(Dataset excerpt)

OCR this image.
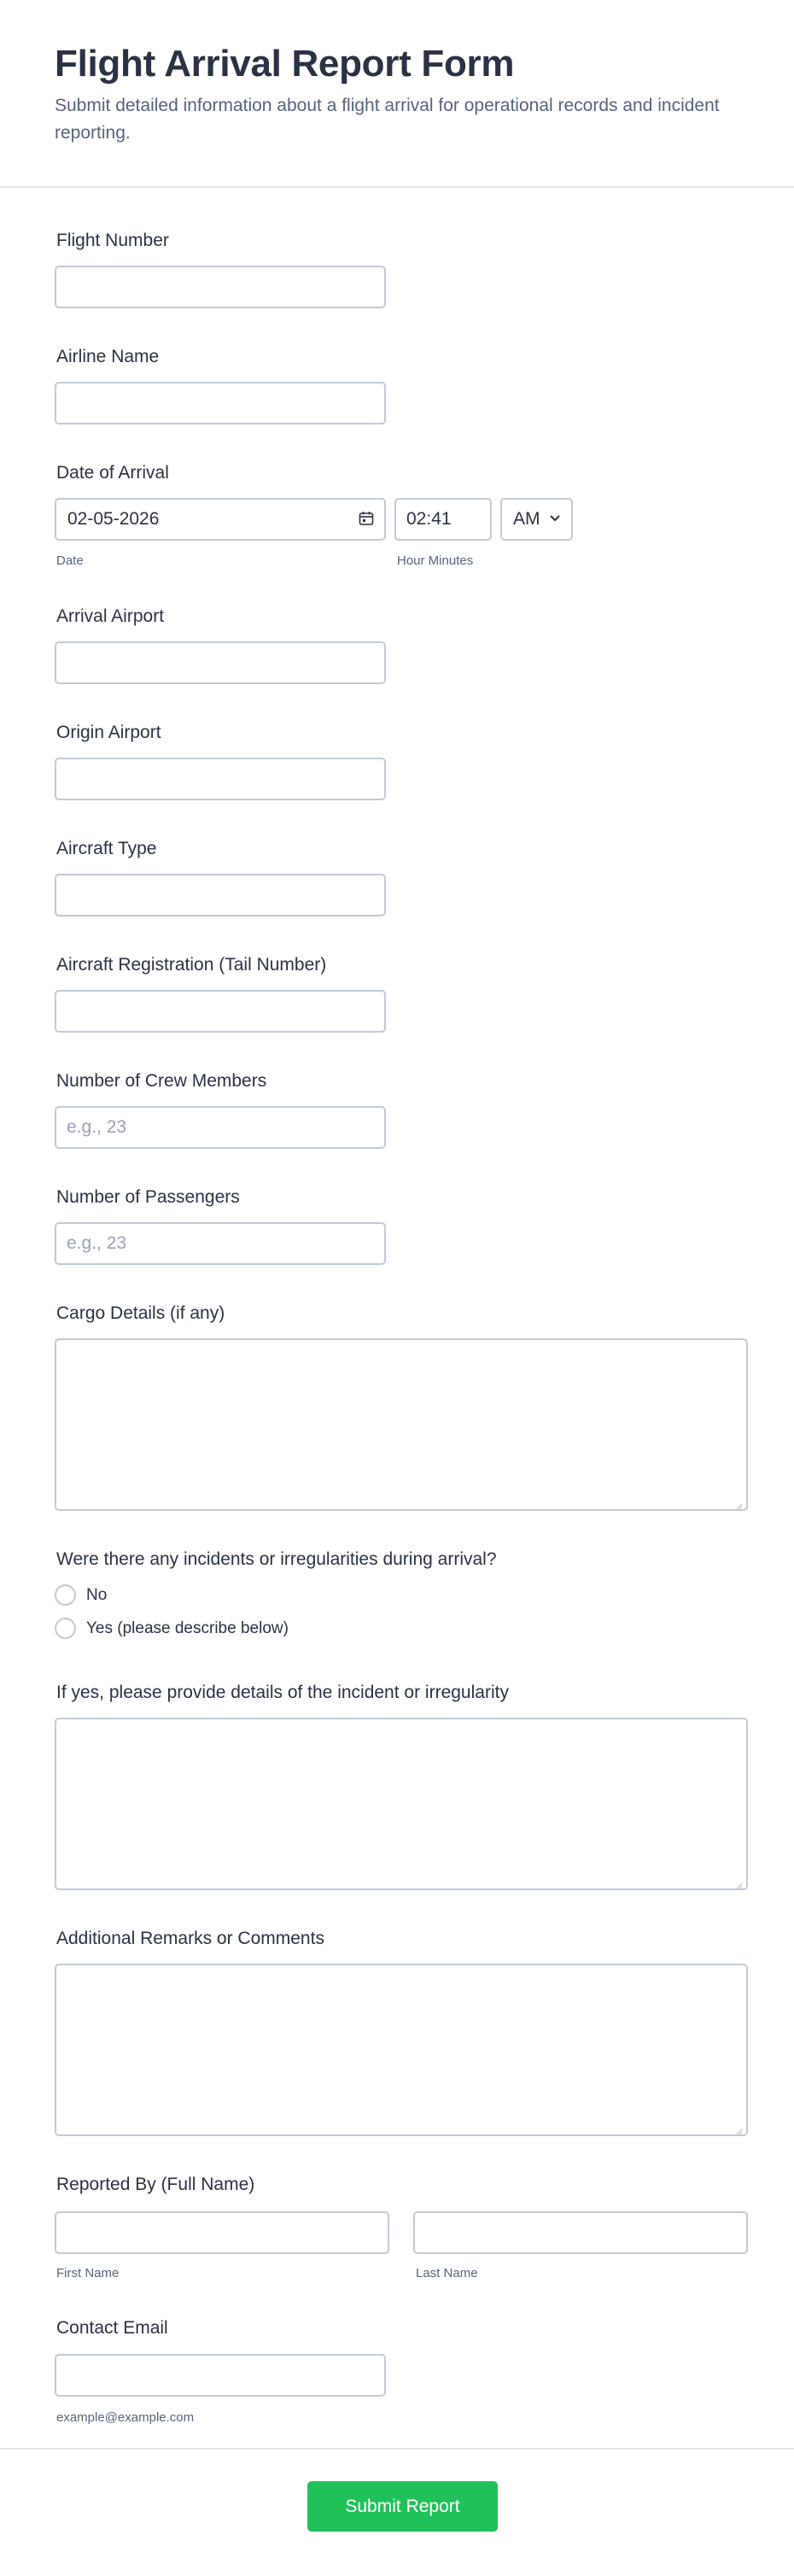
Flight Arrival Report Form

Submit detailed information about a flight arrival for operational records and incident reporting.

Flight Number
Airline Name
Date of Arrival
02-05-2026	02:41	AM
Date	Hour Minutes
Arrival Airport
Origin Airport
Aircraft Type
Aircraft Registration (Tail Number)
Number of Crew Members
e.g., 23
Number of Passengers
e.g., 23
Cargo Details (if any)
Were there any incidents or irregularities during arrival?
No
Yes (please describe below)
If yes, please provide details of the incident or irregularity
Additional Remarks or Comments
Reported By (Full Name)
First Name	Last Name
Contact Email
example@example.com
Submit Report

What is expected → Pull out all lines from the listing that contain the string "Submit".

Correct answer →
Submit detailed information about a flight arrival for operational records and incident reporting.
Submit Report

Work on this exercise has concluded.